## Items listed in a dataset
+++++

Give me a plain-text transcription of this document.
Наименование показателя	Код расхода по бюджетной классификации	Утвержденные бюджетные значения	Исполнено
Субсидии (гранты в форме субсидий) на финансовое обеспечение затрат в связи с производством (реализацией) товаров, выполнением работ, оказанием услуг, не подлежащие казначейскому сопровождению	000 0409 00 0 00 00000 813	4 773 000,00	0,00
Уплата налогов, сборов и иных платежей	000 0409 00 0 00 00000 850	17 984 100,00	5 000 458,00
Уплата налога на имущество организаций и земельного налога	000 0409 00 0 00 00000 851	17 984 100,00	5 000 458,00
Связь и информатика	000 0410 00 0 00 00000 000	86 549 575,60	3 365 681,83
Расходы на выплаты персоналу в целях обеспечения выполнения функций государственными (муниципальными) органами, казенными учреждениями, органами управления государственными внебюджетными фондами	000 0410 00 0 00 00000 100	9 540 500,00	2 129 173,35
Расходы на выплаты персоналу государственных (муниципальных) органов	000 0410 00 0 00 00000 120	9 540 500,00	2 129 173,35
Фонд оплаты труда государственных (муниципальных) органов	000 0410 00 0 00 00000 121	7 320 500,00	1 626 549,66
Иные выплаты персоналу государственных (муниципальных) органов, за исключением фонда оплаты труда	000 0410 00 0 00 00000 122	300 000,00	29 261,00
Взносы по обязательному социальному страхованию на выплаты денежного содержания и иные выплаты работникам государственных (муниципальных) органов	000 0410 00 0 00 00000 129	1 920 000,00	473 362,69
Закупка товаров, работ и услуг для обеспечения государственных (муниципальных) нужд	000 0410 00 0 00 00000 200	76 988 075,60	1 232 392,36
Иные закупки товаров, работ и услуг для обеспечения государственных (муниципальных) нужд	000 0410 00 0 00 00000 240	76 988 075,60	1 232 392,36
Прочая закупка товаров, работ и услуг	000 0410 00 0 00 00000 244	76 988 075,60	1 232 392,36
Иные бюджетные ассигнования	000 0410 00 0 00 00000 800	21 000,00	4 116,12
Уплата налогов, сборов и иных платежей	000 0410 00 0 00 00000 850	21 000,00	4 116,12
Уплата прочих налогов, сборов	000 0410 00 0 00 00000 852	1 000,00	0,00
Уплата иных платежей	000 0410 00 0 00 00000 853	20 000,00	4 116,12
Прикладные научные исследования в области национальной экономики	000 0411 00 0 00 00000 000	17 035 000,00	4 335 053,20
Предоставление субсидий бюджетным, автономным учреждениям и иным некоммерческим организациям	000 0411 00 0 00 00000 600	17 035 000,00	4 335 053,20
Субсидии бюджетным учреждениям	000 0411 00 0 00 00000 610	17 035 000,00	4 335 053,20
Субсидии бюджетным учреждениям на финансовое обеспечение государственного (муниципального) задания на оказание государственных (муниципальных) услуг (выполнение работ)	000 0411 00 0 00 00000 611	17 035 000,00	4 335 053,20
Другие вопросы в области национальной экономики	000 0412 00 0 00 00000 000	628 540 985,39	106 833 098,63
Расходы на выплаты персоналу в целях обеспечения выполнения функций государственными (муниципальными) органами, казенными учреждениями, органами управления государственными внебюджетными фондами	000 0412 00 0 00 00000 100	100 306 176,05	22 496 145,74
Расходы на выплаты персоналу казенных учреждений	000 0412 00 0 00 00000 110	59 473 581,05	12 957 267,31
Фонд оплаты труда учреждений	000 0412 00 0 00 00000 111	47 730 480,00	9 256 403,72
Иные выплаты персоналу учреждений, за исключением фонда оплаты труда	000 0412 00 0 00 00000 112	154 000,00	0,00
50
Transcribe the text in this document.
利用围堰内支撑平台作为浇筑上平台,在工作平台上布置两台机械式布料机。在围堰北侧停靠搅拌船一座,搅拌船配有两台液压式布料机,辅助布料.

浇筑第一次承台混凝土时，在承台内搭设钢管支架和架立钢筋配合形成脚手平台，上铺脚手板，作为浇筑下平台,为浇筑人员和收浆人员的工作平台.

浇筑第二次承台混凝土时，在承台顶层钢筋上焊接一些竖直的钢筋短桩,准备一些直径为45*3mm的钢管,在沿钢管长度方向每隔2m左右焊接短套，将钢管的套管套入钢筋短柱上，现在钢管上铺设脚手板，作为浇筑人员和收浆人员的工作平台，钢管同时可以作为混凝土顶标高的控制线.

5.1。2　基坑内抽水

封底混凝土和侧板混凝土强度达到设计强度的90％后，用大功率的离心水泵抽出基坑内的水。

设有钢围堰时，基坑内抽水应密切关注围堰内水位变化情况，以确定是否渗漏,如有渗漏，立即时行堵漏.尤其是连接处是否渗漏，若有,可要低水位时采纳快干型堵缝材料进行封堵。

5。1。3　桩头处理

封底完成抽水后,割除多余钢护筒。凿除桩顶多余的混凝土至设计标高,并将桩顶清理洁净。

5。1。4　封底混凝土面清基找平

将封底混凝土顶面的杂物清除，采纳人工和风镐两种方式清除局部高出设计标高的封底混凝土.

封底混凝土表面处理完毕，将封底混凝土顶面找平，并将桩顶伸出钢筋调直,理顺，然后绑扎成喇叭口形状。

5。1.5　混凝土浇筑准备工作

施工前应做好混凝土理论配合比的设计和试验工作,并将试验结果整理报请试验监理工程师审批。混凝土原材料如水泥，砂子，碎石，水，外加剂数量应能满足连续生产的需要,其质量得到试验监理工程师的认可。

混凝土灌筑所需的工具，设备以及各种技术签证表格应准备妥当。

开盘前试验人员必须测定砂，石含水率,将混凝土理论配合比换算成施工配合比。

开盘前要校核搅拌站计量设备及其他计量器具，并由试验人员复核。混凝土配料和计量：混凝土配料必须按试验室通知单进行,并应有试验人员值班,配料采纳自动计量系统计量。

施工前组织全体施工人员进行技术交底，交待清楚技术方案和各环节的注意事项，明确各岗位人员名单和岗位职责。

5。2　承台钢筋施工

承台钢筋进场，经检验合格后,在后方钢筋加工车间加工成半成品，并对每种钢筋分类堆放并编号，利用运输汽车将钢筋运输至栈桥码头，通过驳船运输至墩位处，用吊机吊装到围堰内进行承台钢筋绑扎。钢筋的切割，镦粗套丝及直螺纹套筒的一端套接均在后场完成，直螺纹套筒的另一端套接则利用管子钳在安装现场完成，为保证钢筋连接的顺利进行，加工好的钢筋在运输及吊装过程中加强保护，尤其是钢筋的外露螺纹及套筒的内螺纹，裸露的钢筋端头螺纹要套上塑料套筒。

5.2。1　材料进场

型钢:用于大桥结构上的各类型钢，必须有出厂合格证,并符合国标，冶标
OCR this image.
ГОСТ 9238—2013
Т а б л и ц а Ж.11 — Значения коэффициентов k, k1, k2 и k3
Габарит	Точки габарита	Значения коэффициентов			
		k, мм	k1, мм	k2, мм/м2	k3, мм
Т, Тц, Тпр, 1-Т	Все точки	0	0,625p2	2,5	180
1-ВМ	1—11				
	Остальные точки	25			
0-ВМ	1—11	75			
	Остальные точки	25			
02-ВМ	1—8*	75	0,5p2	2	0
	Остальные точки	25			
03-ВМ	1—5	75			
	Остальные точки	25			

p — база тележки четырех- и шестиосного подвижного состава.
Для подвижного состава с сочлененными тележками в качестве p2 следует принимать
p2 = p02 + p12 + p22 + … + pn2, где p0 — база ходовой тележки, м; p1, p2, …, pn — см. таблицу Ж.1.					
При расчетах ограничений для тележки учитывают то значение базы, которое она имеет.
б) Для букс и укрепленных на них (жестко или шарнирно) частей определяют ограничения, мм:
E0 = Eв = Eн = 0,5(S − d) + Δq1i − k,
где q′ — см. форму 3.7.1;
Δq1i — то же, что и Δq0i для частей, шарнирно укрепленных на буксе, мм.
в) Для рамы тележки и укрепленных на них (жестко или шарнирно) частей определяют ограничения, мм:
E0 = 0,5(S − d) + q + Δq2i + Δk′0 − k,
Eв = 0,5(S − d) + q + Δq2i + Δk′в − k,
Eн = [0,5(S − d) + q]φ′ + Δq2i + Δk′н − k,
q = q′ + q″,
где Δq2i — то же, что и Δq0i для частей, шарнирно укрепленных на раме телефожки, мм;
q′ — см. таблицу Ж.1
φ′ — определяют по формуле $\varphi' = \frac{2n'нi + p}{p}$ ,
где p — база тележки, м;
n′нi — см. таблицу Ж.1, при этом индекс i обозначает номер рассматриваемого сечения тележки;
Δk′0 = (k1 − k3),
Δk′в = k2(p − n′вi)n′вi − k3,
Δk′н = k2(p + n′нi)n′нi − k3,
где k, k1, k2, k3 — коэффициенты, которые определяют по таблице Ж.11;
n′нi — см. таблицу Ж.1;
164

+++++

## Given task
Find the word "иных" in the data and copy out each line where it turns up.

## Solution for this task
Уплата налогов, сборов и иных платежей	000 0409 00 0 00 00000 850	17 984 100,00	5 000 458,00
Уплата налогов, сборов и иных платежей	000 0410 00 0 00 00000 850	21 000,00	4 116,12
Уплата иных платежей	000 0410 00 0 00 00000 853	20 000,00	4 116,12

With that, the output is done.